EXERCISE DIRECTIONS:
Repeat the entire listing exactly as written.
+++ SUPPLIED MATERIAL
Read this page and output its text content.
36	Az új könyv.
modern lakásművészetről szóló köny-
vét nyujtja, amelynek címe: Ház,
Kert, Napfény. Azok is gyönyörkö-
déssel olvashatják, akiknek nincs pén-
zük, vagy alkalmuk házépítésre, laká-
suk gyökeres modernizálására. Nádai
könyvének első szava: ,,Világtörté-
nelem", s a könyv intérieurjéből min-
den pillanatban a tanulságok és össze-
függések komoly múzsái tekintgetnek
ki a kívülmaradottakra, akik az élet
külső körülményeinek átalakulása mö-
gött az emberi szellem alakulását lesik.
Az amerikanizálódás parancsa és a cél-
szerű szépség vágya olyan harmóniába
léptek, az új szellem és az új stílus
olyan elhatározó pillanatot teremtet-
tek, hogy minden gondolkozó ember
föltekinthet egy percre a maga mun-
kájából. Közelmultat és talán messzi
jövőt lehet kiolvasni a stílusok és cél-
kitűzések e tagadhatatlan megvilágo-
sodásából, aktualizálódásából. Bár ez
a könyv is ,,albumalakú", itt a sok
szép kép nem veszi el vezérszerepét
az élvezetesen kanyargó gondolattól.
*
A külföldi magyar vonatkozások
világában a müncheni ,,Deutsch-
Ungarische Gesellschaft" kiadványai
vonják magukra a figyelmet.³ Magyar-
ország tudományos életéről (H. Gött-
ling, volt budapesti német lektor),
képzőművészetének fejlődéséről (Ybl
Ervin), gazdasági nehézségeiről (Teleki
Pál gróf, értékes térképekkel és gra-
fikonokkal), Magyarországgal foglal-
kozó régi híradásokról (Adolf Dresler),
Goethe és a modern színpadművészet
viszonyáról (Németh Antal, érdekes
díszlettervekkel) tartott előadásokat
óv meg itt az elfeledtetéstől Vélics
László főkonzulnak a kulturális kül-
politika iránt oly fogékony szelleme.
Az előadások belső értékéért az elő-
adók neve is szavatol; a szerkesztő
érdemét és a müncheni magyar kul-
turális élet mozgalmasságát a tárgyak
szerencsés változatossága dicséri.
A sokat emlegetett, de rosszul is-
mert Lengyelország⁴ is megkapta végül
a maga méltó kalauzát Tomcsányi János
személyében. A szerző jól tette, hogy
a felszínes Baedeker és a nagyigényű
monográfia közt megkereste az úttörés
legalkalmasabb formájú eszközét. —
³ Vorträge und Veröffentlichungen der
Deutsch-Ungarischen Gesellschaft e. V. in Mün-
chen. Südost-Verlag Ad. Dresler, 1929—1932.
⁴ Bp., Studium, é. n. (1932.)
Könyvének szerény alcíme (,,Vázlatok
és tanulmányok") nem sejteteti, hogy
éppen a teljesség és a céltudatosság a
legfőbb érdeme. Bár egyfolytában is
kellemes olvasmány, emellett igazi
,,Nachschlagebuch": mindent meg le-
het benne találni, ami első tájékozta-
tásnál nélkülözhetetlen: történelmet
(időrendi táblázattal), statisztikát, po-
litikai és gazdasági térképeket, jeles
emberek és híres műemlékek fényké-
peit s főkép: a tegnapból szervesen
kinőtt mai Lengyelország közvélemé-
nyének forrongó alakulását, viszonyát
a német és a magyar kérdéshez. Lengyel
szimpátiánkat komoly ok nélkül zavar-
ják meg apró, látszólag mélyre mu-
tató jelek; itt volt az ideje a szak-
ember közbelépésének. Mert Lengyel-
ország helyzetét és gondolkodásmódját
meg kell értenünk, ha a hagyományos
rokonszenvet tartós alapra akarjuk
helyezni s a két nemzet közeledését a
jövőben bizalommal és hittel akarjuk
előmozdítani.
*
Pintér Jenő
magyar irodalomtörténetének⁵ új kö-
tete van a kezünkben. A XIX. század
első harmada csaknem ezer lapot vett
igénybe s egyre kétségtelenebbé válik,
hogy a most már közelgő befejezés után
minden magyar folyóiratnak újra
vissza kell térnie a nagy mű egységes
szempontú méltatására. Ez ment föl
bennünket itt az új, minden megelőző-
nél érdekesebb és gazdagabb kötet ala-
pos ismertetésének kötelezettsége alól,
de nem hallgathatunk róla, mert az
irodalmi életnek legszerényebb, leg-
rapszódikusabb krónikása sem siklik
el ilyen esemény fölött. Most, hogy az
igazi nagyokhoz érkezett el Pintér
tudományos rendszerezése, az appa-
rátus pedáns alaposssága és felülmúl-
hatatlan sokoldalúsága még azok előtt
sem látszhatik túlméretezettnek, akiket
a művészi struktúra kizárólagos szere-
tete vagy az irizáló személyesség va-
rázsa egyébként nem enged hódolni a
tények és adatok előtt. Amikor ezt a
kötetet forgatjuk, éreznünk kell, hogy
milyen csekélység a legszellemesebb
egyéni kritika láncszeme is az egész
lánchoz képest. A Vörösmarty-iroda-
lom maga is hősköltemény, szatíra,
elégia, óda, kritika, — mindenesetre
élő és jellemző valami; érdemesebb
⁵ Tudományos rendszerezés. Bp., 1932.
++++++
EXPECTED OUTPUT:
Read this page and output its text content.
36	Az új könyv.
modern lakásművészetről szóló köny-
vét nyujtja, amelynek címe: Ház,
Kert, Napfény. Azok is gyönyörkö-
déssel olvashatják, akiknek nincs pén-
zük, vagy alkalmuk házépítésre, laká-
suk gyökeres modernizálására. Nádai
könyvének első szava: ,,Világtörté-
nelem", s a könyv intérieurjéből min-
den pillanatban a tanulságok és össze-
függések komoly múzsái tekintgetnek
ki a kívülmaradottakra, akik az élet
külső körülményeinek átalakulása mö-
gött az emberi szellem alakulását lesik.
Az amerikanizálódás parancsa és a cél-
szerű szépség vágya olyan harmóniába
léptek, az új szellem és az új stílus
olyan elhatározó pillanatot teremtet-
tek, hogy minden gondolkozó ember
föltekinthet egy percre a maga mun-
kájából. Közelmultat és talán messzi
jövőt lehet kiolvasni a stílusok és cél-
kitűzések e tagadhatatlan megvilágo-
sodásából, aktualizálódásából. Bár ez
a könyv is ,,albumalakú", itt a sok
szép kép nem veszi el vezérszerepét
az élvezetesen kanyargó gondolattól.
*
A külföldi magyar vonatkozások
világában a müncheni ,,Deutsch-
Ungarische Gesellschaft" kiadványai
vonják magukra a figyelmet.³ Magyar-
ország tudományos életéről (H. Gött-
ling, volt budapesti német lektor),
képzőművészetének fejlődéséről (Ybl
Ervin), gazdasági nehézségeiről (Teleki
Pál gróf, értékes térképekkel és gra-
fikonokkal), Magyarországgal foglal-
kozó régi híradásokról (Adolf Dresler),
Goethe és a modern színpadművészet
viszonyáról (Németh Antal, érdekes
díszlettervekkel) tartott előadásokat
óv meg itt az elfeledtetéstől Vélics
László főkonzulnak a kulturális kül-
politika iránt oly fogékony szelleme.
Az előadások belső értékéért az elő-
adók neve is szavatol; a szerkesztő
érdemét és a müncheni magyar kul-
turális élet mozgalmasságát a tárgyak
szerencsés változatossága dicséri.
A sokat emlegetett, de rosszul is-
mert Lengyelország⁴ is megkapta végül
a maga méltó kalauzát Tomcsányi János
személyében. A szerző jól tette, hogy
a felszínes Baedeker és a nagyigényű
monográfia közt megkereste az úttörés
legalkalmasabb formájú eszközét. —
³ Vorträge und Veröffentlichungen der
Deutsch-Ungarischen Gesellschaft e. V. in Mün-
chen. Südost-Verlag Ad. Dresler, 1929—1932.
⁴ Bp., Studium, é. n. (1932.)
Könyvének szerény alcíme (,,Vázlatok
és tanulmányok") nem sejteteti, hogy
éppen a teljesség és a céltudatosság a
legfőbb érdeme. Bár egyfolytában is
kellemes olvasmány, emellett igazi
,,Nachschlagebuch": mindent meg le-
het benne találni, ami első tájékozta-
tásnál nélkülözhetetlen: történelmet
(időrendi táblázattal), statisztikát, po-
litikai és gazdasági térképeket, jeles
emberek és híres műemlékek fényké-
peit s főkép: a tegnapból szervesen
kinőtt mai Lengyelország közvélemé-
nyének forrongó alakulását, viszonyát
a német és a magyar kérdéshez. Lengyel
szimpátiánkat komoly ok nélkül zavar-
ják meg apró, látszólag mélyre mu-
tató jelek; itt volt az ideje a szak-
ember közbelépésének. Mert Lengyel-
ország helyzetét és gondolkodásmódját
meg kell értenünk, ha a hagyományos
rokonszenvet tartós alapra akarjuk
helyezni s a két nemzet közeledését a
jövőben bizalommal és hittel akarjuk
előmozdítani.
*
Pintér Jenő
magyar irodalomtörténetének⁵ új kö-
tete van a kezünkben. A XIX. század
első harmada csaknem ezer lapot vett
igénybe s egyre kétségtelenebbé válik,
hogy a most már közelgő befejezés után
minden magyar folyóiratnak újra
vissza kell térnie a nagy mű egységes
szempontú méltatására. Ez ment föl
bennünket itt az új, minden megelőző-
nél érdekesebb és gazdagabb kötet ala-
pos ismertetésének kötelezettsége alól,
de nem hallgathatunk róla, mert az
irodalmi életnek legszerényebb, leg-
rapszódikusabb krónikása sem siklik
el ilyen esemény fölött. Most, hogy az
igazi nagyokhoz érkezett el Pintér
tudományos rendszerezése, az appa-
rátus pedáns alaposssága és felülmúl-
hatatlan sokoldalúsága még azok előtt
sem látszhatik túlméretezettnek, akiket
a művészi struktúra kizárólagos szere-
tete vagy az irizáló személyesség va-
rázsa egyébként nem enged hódolni a
tények és adatok előtt. Amikor ezt a
kötetet forgatjuk, éreznünk kell, hogy
milyen csekélység a legszellemesebb
egyéni kritika láncszeme is az egész
lánchoz képest. A Vörösmarty-iroda-
lom maga is hősköltemény, szatíra,
elégia, óda, kritika, — mindenesetre
élő és jellemző valami; érdemesebb
⁵ Tudományos rendszerezés. Bp., 1932.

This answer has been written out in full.